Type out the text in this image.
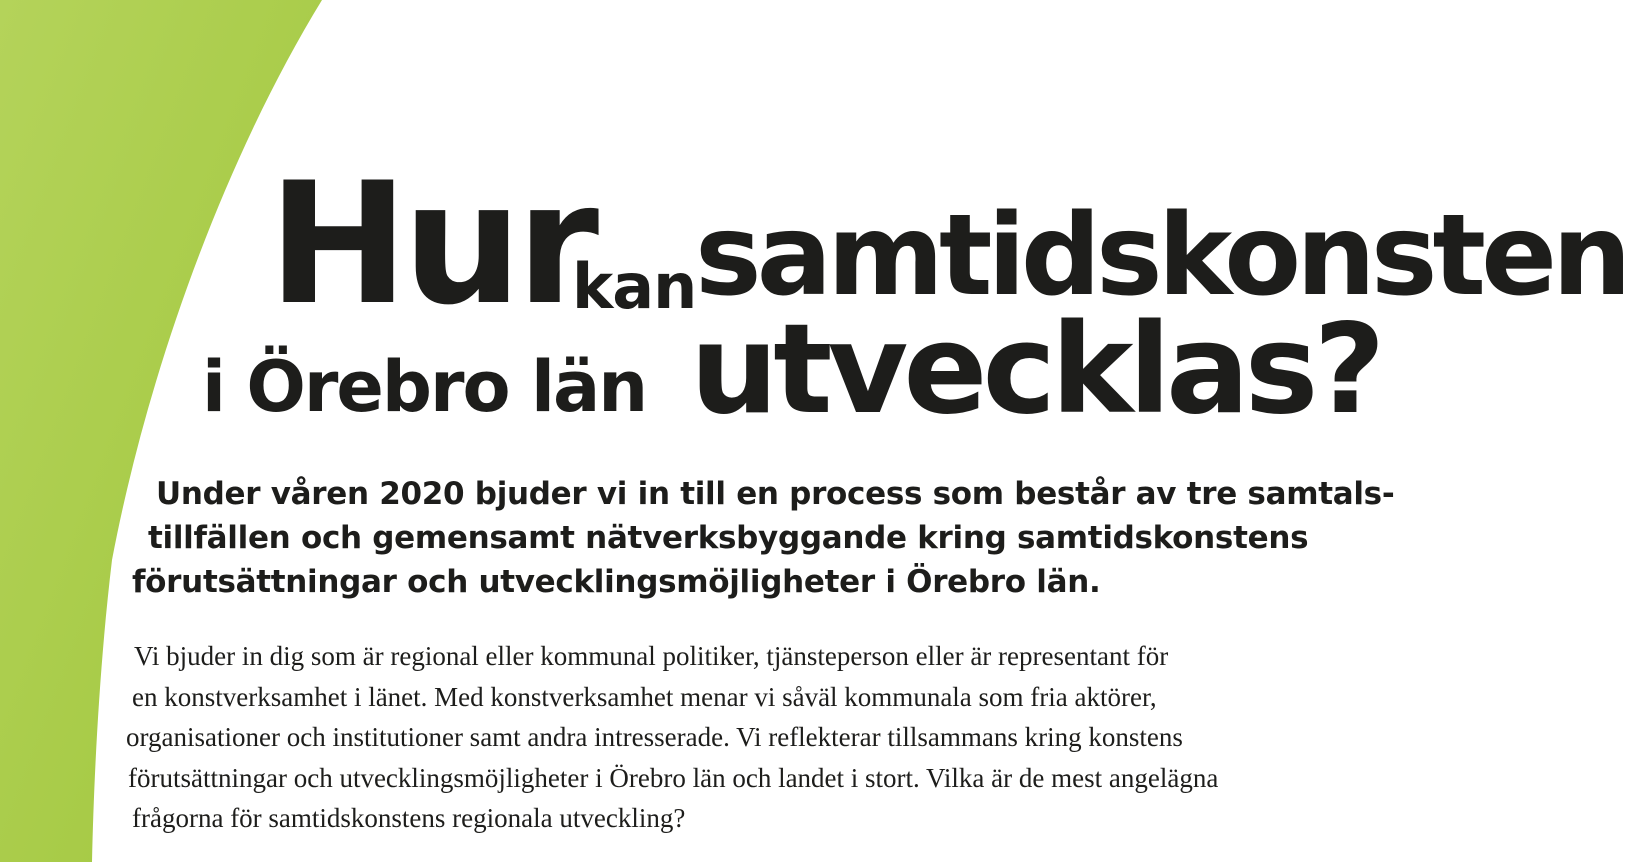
Hur
kan
samtidskonsten
i Örebro län utvecklas?
Under våren 2020 bjuder vi in till en process som består av tre samtals-
tillfällen och gemensamt nätverksbyggande kring samtidskonstens
förutsättningar och utvecklingsmöjligheter i Örebro län.
Vi bjuder in dig som är regional eller kommunal politiker, tjänsteperson eller är representant för
en konstverksamhet i länet. Med konstverksamhet menar vi såväl kommunala som fria aktörer,
organisationer och institutioner samt andra intresserade. Vi reflekterar tillsammans kring konstens
förutsättningar och utvecklingsmöjligheter i Örebro län och landet i stort. Vilka är de mest angelägna
frågorna för samtidskonstens regionala utveckling?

Written request:
Give the data again exactly as written, with all pictures left out.

Output:
Type out the text in this image.
Hur
kan
samtidskonsten
i Örebro län utvecklas?
Under våren 2020 bjuder vi in till en process som består av tre samtals-
tillfällen och gemensamt nätverksbyggande kring samtidskonstens
förutsättningar och utvecklingsmöjligheter i Örebro län.
Vi bjuder in dig som är regional eller kommunal politiker, tjänsteperson eller är representant för
en konstverksamhet i länet. Med konstverksamhet menar vi såväl kommunala som fria aktörer,
organisationer och institutioner samt andra intresserade. Vi reflekterar tillsammans kring konstens
förutsättningar och utvecklingsmöjligheter i Örebro län och landet i stort. Vilka är de mest angelägna
frågorna för samtidskonstens regionala utveckling?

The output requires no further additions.